Exercise details
Lines containing "than" are to be counted. Give the number and nothing more.

Task material
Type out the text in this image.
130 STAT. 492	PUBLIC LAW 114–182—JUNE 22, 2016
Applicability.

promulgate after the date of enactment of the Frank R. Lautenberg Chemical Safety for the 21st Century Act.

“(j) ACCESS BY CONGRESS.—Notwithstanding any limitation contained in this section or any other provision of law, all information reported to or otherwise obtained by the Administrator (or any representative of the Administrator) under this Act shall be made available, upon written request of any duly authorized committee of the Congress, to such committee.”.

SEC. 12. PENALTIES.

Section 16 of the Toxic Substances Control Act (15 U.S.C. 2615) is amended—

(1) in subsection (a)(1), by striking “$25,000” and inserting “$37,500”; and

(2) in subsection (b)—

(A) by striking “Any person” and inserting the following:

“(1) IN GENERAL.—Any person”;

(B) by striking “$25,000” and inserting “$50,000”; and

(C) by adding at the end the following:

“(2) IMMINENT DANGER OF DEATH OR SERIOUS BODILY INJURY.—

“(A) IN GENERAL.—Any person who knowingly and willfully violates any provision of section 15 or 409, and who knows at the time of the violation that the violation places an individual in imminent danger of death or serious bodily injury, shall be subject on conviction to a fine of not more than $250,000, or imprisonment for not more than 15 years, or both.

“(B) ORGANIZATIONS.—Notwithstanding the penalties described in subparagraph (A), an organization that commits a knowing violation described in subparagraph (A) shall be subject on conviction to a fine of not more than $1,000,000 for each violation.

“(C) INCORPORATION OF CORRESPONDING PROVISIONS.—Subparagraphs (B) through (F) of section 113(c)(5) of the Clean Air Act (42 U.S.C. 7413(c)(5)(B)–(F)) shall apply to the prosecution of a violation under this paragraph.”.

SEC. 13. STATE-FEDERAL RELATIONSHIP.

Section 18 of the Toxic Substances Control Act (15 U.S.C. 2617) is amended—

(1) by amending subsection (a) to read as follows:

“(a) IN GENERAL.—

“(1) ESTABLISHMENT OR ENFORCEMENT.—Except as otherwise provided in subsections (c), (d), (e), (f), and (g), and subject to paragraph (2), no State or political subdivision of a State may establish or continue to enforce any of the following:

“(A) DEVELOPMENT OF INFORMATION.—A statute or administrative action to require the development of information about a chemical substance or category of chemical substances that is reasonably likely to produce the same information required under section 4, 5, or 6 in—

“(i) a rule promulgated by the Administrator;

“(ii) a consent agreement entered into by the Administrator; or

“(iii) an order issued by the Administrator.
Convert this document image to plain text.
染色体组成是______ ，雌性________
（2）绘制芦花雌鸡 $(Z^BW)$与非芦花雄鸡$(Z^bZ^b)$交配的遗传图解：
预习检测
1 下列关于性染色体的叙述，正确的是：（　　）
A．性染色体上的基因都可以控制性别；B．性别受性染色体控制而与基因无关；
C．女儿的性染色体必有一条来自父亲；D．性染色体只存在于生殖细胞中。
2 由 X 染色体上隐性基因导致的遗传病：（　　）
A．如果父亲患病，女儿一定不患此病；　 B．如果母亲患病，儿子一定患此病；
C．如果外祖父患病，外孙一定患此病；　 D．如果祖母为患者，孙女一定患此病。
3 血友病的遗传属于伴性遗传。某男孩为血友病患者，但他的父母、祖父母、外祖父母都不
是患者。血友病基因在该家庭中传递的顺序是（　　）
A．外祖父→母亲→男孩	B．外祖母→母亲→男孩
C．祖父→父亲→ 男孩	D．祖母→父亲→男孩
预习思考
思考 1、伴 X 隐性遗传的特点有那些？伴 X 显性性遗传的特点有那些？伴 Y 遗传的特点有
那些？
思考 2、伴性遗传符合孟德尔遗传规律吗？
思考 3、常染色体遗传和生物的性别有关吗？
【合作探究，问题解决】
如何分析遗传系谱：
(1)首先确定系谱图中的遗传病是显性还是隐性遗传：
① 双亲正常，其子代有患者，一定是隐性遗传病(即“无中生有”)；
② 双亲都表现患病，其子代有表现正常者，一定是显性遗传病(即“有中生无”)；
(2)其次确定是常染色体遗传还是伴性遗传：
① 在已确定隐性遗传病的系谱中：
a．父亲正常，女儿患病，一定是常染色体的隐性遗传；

Output for this exercise
2